Each line that holds the word "name" counts once; report how many lines do so and nothing else.

☆ ☆ ☆ ☆ ☆ ☆ ☆

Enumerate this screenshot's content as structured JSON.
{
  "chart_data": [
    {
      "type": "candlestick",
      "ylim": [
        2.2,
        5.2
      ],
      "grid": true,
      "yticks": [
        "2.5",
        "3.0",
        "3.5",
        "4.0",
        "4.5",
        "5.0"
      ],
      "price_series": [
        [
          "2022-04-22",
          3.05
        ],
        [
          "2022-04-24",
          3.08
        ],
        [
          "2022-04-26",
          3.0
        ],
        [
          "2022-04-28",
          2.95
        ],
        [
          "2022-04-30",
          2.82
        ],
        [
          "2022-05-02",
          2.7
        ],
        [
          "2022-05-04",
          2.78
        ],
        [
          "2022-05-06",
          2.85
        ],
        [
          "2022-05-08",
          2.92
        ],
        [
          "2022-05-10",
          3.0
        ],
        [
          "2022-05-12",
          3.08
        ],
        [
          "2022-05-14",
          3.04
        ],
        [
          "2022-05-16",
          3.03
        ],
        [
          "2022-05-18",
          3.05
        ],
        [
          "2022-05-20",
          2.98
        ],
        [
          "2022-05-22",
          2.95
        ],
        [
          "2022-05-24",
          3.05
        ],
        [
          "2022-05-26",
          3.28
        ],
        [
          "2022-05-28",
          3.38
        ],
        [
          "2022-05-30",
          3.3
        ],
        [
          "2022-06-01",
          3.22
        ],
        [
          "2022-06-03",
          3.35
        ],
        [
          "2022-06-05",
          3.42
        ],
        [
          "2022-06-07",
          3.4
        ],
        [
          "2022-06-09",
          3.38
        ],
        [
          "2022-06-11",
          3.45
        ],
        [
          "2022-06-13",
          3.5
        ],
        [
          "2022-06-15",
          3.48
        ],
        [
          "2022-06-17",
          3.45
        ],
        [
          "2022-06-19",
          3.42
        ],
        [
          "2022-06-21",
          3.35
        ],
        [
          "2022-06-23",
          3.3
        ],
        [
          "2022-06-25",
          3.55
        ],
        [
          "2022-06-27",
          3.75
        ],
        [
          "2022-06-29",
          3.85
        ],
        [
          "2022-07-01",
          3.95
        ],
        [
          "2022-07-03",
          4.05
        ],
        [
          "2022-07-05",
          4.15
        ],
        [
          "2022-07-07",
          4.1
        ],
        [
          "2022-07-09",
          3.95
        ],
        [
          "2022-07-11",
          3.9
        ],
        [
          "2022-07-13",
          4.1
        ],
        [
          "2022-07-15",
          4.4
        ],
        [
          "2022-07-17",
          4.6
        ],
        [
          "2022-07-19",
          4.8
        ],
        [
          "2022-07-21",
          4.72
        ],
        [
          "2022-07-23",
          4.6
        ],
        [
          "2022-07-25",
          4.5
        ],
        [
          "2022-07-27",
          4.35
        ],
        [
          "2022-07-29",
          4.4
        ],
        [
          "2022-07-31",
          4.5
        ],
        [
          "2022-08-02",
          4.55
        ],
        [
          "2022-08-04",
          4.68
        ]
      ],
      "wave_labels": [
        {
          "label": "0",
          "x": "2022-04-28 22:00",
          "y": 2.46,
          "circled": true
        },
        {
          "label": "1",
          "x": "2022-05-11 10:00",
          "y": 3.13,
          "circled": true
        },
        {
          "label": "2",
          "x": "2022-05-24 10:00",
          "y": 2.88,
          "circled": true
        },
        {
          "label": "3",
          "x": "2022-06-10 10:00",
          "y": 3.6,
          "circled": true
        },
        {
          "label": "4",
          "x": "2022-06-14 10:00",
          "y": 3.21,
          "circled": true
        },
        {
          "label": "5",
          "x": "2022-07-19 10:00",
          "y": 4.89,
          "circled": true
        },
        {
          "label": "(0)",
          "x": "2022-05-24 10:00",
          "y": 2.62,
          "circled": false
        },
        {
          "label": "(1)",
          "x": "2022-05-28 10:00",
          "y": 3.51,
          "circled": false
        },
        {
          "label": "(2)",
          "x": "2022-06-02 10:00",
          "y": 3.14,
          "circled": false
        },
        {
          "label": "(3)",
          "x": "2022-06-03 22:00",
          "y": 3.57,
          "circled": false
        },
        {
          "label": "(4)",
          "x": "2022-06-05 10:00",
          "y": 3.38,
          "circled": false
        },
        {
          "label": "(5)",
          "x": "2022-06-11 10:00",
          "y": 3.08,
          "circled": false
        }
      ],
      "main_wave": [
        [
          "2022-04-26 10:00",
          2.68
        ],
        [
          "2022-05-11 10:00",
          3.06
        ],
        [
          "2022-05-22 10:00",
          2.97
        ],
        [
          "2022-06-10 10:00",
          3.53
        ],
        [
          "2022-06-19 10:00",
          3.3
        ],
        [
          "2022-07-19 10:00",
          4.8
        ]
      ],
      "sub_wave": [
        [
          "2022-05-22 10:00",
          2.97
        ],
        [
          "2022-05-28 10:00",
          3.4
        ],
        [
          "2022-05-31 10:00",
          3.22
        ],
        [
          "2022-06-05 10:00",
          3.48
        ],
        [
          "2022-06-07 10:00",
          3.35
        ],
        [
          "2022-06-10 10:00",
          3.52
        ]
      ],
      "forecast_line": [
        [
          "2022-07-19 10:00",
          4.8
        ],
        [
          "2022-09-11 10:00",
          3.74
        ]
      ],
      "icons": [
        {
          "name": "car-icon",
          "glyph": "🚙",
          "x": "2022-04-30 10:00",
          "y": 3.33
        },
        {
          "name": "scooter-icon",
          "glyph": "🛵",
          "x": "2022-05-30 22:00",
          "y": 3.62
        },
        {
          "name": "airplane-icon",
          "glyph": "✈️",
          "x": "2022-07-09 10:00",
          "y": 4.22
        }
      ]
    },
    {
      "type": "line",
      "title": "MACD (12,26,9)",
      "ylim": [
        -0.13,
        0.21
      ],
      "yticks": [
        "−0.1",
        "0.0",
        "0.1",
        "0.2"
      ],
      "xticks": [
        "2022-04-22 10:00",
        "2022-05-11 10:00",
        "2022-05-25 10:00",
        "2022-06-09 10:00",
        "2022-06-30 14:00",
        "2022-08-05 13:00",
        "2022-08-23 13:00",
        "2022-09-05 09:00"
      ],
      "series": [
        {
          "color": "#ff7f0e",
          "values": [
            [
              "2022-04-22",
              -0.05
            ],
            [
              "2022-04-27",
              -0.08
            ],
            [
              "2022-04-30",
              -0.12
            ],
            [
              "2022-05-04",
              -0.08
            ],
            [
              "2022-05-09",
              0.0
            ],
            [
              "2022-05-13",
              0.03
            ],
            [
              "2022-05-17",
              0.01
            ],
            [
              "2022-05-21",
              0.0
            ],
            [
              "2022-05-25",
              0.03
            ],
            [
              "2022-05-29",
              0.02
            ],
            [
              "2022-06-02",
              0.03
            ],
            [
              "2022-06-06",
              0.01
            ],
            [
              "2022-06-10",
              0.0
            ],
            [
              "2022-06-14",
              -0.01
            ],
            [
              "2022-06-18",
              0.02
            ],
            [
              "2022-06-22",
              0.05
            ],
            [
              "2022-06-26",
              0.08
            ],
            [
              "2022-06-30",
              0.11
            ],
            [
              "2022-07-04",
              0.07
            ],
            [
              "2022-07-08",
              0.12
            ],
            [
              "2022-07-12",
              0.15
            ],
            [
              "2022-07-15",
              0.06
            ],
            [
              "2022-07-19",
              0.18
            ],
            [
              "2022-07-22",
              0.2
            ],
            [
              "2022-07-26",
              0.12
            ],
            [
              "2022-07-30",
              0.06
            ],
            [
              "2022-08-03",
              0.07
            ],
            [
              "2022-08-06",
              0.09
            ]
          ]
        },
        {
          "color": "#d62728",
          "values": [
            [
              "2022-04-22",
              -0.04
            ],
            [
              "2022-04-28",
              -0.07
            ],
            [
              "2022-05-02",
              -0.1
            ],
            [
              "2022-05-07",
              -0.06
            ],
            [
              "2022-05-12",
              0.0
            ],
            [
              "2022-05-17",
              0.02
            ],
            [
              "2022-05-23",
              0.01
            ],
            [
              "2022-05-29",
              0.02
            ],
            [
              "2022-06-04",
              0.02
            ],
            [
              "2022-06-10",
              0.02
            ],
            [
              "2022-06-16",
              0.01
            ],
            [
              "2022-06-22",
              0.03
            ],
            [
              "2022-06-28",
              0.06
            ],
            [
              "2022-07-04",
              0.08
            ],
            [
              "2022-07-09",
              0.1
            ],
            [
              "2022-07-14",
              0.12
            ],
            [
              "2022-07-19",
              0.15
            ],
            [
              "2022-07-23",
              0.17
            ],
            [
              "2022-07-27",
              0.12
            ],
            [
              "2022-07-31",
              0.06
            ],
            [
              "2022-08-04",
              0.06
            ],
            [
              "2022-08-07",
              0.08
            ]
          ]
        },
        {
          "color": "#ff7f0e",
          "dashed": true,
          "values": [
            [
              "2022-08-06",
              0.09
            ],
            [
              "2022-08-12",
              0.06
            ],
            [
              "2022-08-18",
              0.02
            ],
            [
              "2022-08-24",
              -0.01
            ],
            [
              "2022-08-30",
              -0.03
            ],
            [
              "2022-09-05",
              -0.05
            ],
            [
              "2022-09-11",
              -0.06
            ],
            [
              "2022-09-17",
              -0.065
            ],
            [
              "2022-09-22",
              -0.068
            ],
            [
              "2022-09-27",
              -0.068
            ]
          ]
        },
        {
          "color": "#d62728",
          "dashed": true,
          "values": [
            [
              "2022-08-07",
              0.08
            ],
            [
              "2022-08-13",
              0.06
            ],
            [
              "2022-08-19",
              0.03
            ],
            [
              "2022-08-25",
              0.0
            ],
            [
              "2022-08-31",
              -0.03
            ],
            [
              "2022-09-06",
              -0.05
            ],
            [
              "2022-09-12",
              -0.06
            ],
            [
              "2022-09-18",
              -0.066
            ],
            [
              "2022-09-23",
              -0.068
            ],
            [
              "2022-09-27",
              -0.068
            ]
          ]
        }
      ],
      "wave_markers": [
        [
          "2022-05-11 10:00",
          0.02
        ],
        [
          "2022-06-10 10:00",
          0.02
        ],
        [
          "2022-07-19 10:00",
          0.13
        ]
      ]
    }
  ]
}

☆ ☆ ☆ ☆ ☆ ☆ ☆

*Written answer*
3